Short task:
Your task is to transcribe the records exactly, skipping every image.

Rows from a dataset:
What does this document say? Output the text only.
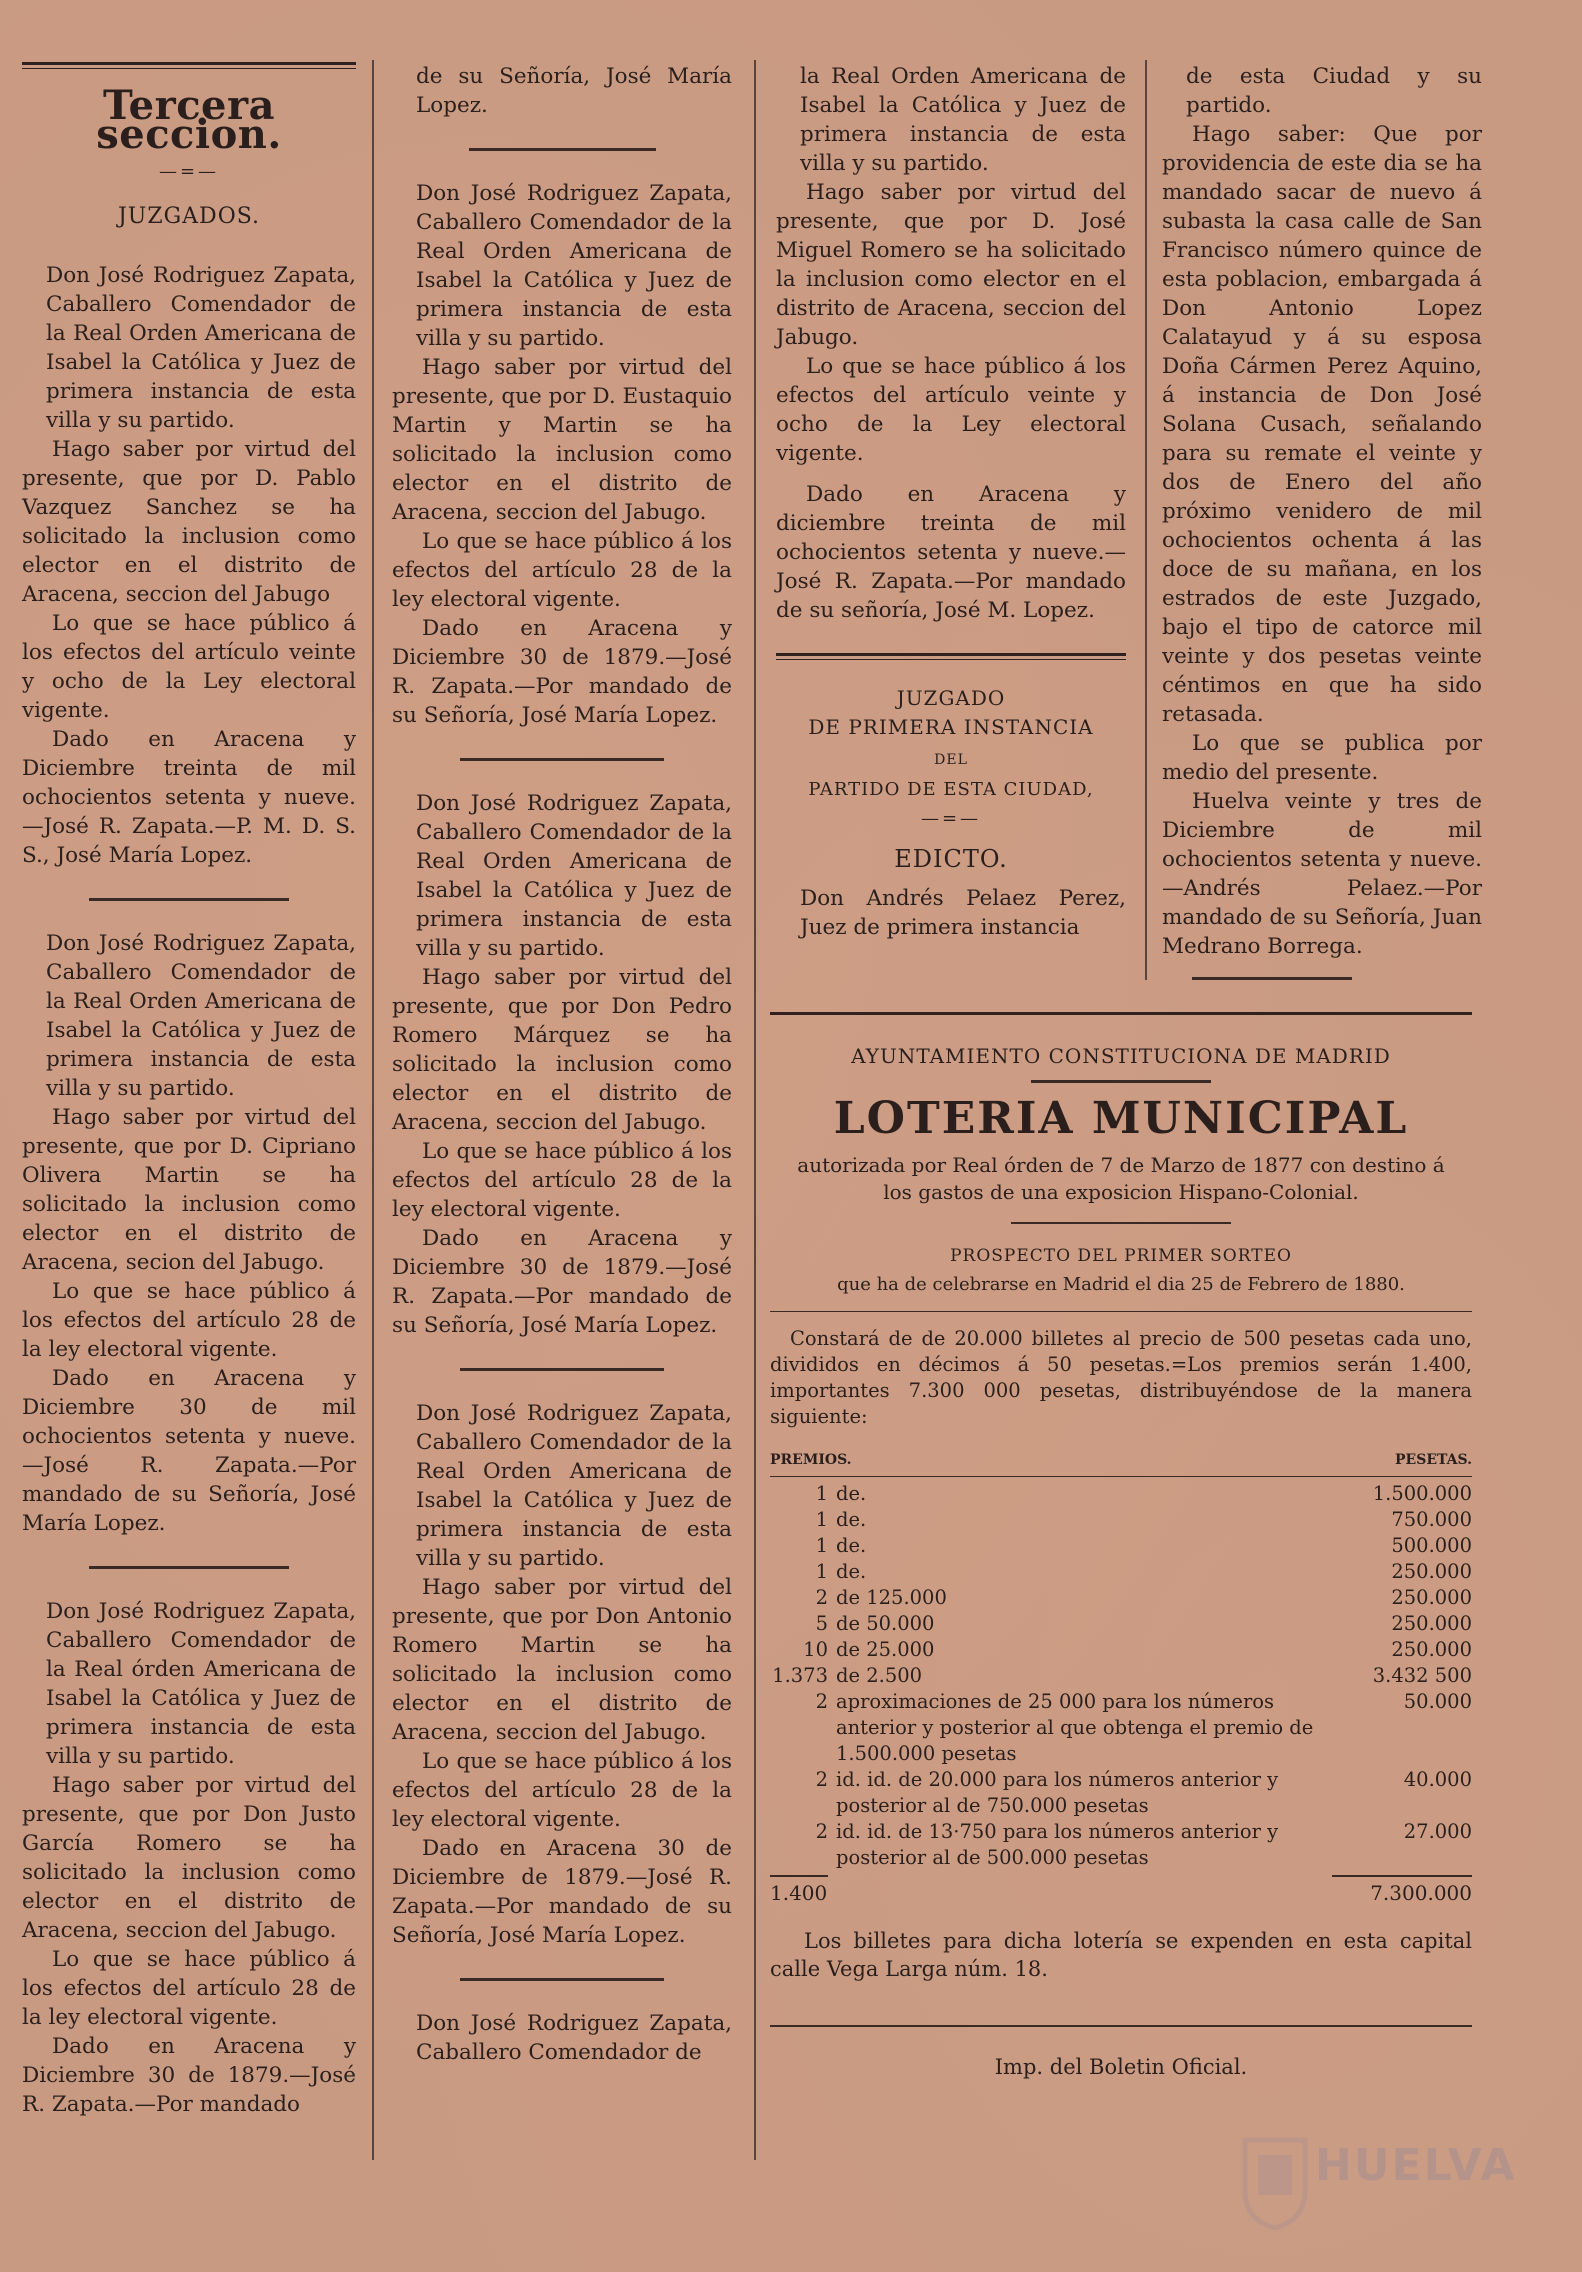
Tercera seccion.
—=—
JUZGADOS.

Don José Rodriguez Zapata, Caballero Comendador de la Real Orden Americana de Isabel la Católica y Juez de primera instancia de esta villa y su partido.

Hago saber por virtud del presente, que por D. Pablo Vazquez Sanchez se ha solicitado la inclusion como elector en el distrito de Aracena, seccion del Jabugo

Lo que se hace público á los efectos del artículo veinte y ocho de la Ley electoral vigente.

Dado en Aracena y Diciembre treinta de mil ochocientos setenta y nueve.—José R. Zapata.—P. M. D. S. S., José María Lopez.

Don José Rodriguez Zapata, Caballero Comendador de la Real Orden Americana de Isabel la Católica y Juez de primera instancia de esta villa y su partido.

Hago saber por virtud del presente, que por D. Cipriano Olivera Martin se ha solicitado la inclusion como elector en el distrito de Aracena, secion del Jabugo.

Lo que se hace público á los efectos del artículo 28 de la ley electoral vigente.

Dado en Aracena y Diciembre 30 de mil ochocientos setenta y nueve.—José R. Zapata.—Por mandado de su Señoría, José María Lopez.

Don José Rodriguez Zapata, Caballero Comendador de la Real órden Americana de Isabel la Católica y Juez de primera instancia de esta villa y su partido.

Hago saber por virtud del presente, que por Don Justo García Romero se ha solicitado la inclusion como elector en el distrito de Aracena, seccion del Jabugo.

Lo que se hace público á los efectos del artículo 28 de la ley electoral vigente.

Dado en Aracena y Diciembre 30 de 1879.—José R. Zapata.—Por mandado

de su Señoría, José María Lopez.

Don José Rodriguez Zapata, Caballero Comendador de la Real Orden Americana de Isabel la Católica y Juez de primera instancia de esta villa y su partido.

Hago saber por virtud del presente, que por D. Eustaquio Martin y Martin se ha solicitado la inclusion como elector en el distrito de Aracena, seccion del Jabugo.

Lo que se hace público á los efectos del artículo 28 de la ley electoral vigente.

Dado en Aracena y Diciembre 30 de 1879.—José R. Zapata.—Por mandado de su Señoría, José María Lopez.

Don José Rodriguez Zapata, Caballero Comendador de la Real Orden Americana de Isabel la Católica y Juez de primera instancia de esta villa y su partido.

Hago saber por virtud del presente, que por Don Pedro Romero Márquez se ha solicitado la inclusion como elector en el distrito de Aracena, seccion del Jabugo.

Lo que se hace público á los efectos del artículo 28 de la ley electoral vigente.

Dado en Aracena y Diciembre 30 de 1879.—José R. Zapata.—Por mandado de su Señoría, José María Lopez.

Don José Rodriguez Zapata, Caballero Comendador de la Real Orden Americana de Isabel la Católica y Juez de primera instancia de esta villa y su partido.

Hago saber por virtud del presente, que por Don Antonio Romero Martin se ha solicitado la inclusion como elector en el distrito de Aracena, seccion del Jabugo.

Lo que se hace público á los efectos del artículo 28 de la ley electoral vigente.

Dado en Aracena 30 de Diciembre de 1879.—José R. Zapata.—Por mandado de su Señoría, José María Lopez.

Don José Rodriguez Zapata, Caballero Comendador de

la Real Orden Americana de Isabel la Católica y Juez de primera instancia de esta villa y su partido.

Hago saber por virtud del presente, que por D. José Miguel Romero se ha solicitado la inclusion como elector en el distrito de Aracena, seccion del Jabugo.

Lo que se hace público á los efectos del artículo veinte y ocho de la Ley electoral vigente.

Dado en Aracena y diciembre treinta de mil ochocientos setenta y nueve.—José R. Zapata.—Por mandado de su señoría, José M. Lopez.

JUZGADO
DE PRIMERA INSTANCIA
DEL
PARTIDO DE ESTA CIUDAD,
—=—
EDICTO.

Don Andrés Pelaez Perez, Juez de primera instancia

de esta Ciudad y su partido.

Hago saber: Que por providencia de este dia se ha mandado sacar de nuevo á subasta la casa calle de San Francisco número quince de esta poblacion, embargada á Don Antonio Lopez Calatayud y á su esposa Doña Cármen Perez Aquino, á instancia de Don José Solana Cusach, señalando para su remate el veinte y dos de Enero del año próximo venidero de mil ochocientos ochenta á las doce de su mañana, en los estrados de este Juzgado, bajo el tipo de catorce mil veinte y dos pesetas veinte céntimos en que ha sido retasada.

Lo que se publica por medio del presente.

Huelva veinte y tres de Diciembre de mil ochocientos setenta y nueve.—Andrés Pelaez.—Por mandado de su Señoría, Juan Medrano Borrega.

AYUNTAMIENTO CONSTITUCIONA DE MADRID
LOTERIA MUNICIPAL
autorizada por Real órden de 7 de Marzo de 1877 con destino á los gastos de una exposicion Hispano-Colonial.
PROSPECTO DEL PRIMER SORTEO
que ha de celebrarse en Madrid el dia 25 de Febrero de 1880.
Constará de de 20.000 billetes al precio de 500 pesetas cada uno, divididos en décimos á 50 pesetas.=Los premios serán 1.400, importantes 7.300 000 pesetas, distribuyéndose de la manera siguiente:
PREMIOS.	PESETAS.
1	de.	1.500.000
1	de.	750.000
1	de.	500.000
1	de.	250.000
2	de 125.000	250.000
5	de 50.000	250.000
10	de 25.000	250.000
1.373	de 2.500	3.432 500
2	aproximaciones de 25 000 para los números anterior y posterior al que obtenga el premio de 1.500.000 pesetas	50.000
2	id. id. de 20.000 para los números anterior y posterior al de 750.000 pesetas	40.000
2	id. id. de 13·750 para los números anterior y posterior al de 500.000 pesetas	27.000
1.400	7.300.000
Los billetes para dicha lotería se expenden en esta capital calle Vega Larga núm. 18.
Imp. del Boletin Oficial.
HUELVA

Exercise output:
What does this document say? Output the text only.
Tercera seccion.
—=—
JUZGADOS.

Don José Rodriguez Zapata, Caballero Comendador de la Real Orden Americana de Isabel la Católica y Juez de primera instancia de esta villa y su partido.

Hago saber por virtud del presente, que por D. Pablo Vazquez Sanchez se ha solicitado la inclusion como elector en el distrito de Aracena, seccion del Jabugo

Lo que se hace público á los efectos del artículo veinte y ocho de la Ley electoral vigente.

Dado en Aracena y Diciembre treinta de mil ochocientos setenta y nueve.—José R. Zapata.—P. M. D. S. S., José María Lopez.

Don José Rodriguez Zapata, Caballero Comendador de la Real Orden Americana de Isabel la Católica y Juez de primera instancia de esta villa y su partido.

Hago saber por virtud del presente, que por D. Cipriano Olivera Martin se ha solicitado la inclusion como elector en el distrito de Aracena, secion del Jabugo.

Lo que se hace público á los efectos del artículo 28 de la ley electoral vigente.

Dado en Aracena y Diciembre 30 de mil ochocientos setenta y nueve.—José R. Zapata.—Por mandado de su Señoría, José María Lopez.

Don José Rodriguez Zapata, Caballero Comendador de la Real órden Americana de Isabel la Católica y Juez de primera instancia de esta villa y su partido.

Hago saber por virtud del presente, que por Don Justo García Romero se ha solicitado la inclusion como elector en el distrito de Aracena, seccion del Jabugo.

Lo que se hace público á los efectos del artículo 28 de la ley electoral vigente.

Dado en Aracena y Diciembre 30 de 1879.—José R. Zapata.—Por mandado

de su Señoría, José María Lopez.

Don José Rodriguez Zapata, Caballero Comendador de la Real Orden Americana de Isabel la Católica y Juez de primera instancia de esta villa y su partido.

Hago saber por virtud del presente, que por D. Eustaquio Martin y Martin se ha solicitado la inclusion como elector en el distrito de Aracena, seccion del Jabugo.

Lo que se hace público á los efectos del artículo 28 de la ley electoral vigente.

Dado en Aracena y Diciembre 30 de 1879.—José R. Zapata.—Por mandado de su Señoría, José María Lopez.

Don José Rodriguez Zapata, Caballero Comendador de la Real Orden Americana de Isabel la Católica y Juez de primera instancia de esta villa y su partido.

Hago saber por virtud del presente, que por Don Pedro Romero Márquez se ha solicitado la inclusion como elector en el distrito de Aracena, seccion del Jabugo.

Lo que se hace público á los efectos del artículo 28 de la ley electoral vigente.

Dado en Aracena y Diciembre 30 de 1879.—José R. Zapata.—Por mandado de su Señoría, José María Lopez.

Don José Rodriguez Zapata, Caballero Comendador de la Real Orden Americana de Isabel la Católica y Juez de primera instancia de esta villa y su partido.

Hago saber por virtud del presente, que por Don Antonio Romero Martin se ha solicitado la inclusion como elector en el distrito de Aracena, seccion del Jabugo.

Lo que se hace público á los efectos del artículo 28 de la ley electoral vigente.

Dado en Aracena 30 de Diciembre de 1879.—José R. Zapata.—Por mandado de su Señoría, José María Lopez.

Don José Rodriguez Zapata, Caballero Comendador de

la Real Orden Americana de Isabel la Católica y Juez de primera instancia de esta villa y su partido.

Hago saber por virtud del presente, que por D. José Miguel Romero se ha solicitado la inclusion como elector en el distrito de Aracena, seccion del Jabugo.

Lo que se hace público á los efectos del artículo veinte y ocho de la Ley electoral vigente.

Dado en Aracena y diciembre treinta de mil ochocientos setenta y nueve.—José R. Zapata.—Por mandado de su señoría, José M. Lopez.

JUZGADO
DE PRIMERA INSTANCIA
DEL
PARTIDO DE ESTA CIUDAD,
—=—
EDICTO.

Don Andrés Pelaez Perez, Juez de primera instancia

de esta Ciudad y su partido.

Hago saber: Que por providencia de este dia se ha mandado sacar de nuevo á subasta la casa calle de San Francisco número quince de esta poblacion, embargada á Don Antonio Lopez Calatayud y á su esposa Doña Cármen Perez Aquino, á instancia de Don José Solana Cusach, señalando para su remate el veinte y dos de Enero del año próximo venidero de mil ochocientos ochenta á las doce de su mañana, en los estrados de este Juzgado, bajo el tipo de catorce mil veinte y dos pesetas veinte céntimos en que ha sido retasada.

Lo que se publica por medio del presente.

Huelva veinte y tres de Diciembre de mil ochocientos setenta y nueve.—Andrés Pelaez.—Por mandado de su Señoría, Juan Medrano Borrega.

AYUNTAMIENTO CONSTITUCIONA DE MADRID
LOTERIA MUNICIPAL
autorizada por Real órden de 7 de Marzo de 1877 con destino á los gastos de una exposicion Hispano-Colonial.
PROSPECTO DEL PRIMER SORTEO
que ha de celebrarse en Madrid el dia 25 de Febrero de 1880.
Constará de de 20.000 billetes al precio de 500 pesetas cada uno, divididos en décimos á 50 pesetas.=Los premios serán 1.400, importantes 7.300 000 pesetas, distribuyéndose de la manera siguiente:
PREMIOS.	PESETAS.
1	de.	1.500.000
1	de.	750.000
1	de.	500.000
1	de.	250.000
2	de 125.000	250.000
5	de 50.000	250.000
10	de 25.000	250.000
1.373	de 2.500	3.432 500
2	aproximaciones de 25 000 para los números anterior y posterior al que obtenga el premio de 1.500.000 pesetas	50.000
2	id. id. de 20.000 para los números anterior y posterior al de 750.000 pesetas	40.000
2	id. id. de 13·750 para los números anterior y posterior al de 500.000 pesetas	27.000
1.400	7.300.000
Los billetes para dicha lotería se expenden en esta capital calle Vega Larga núm. 18.
Imp. del Boletin Oficial.
HUELVA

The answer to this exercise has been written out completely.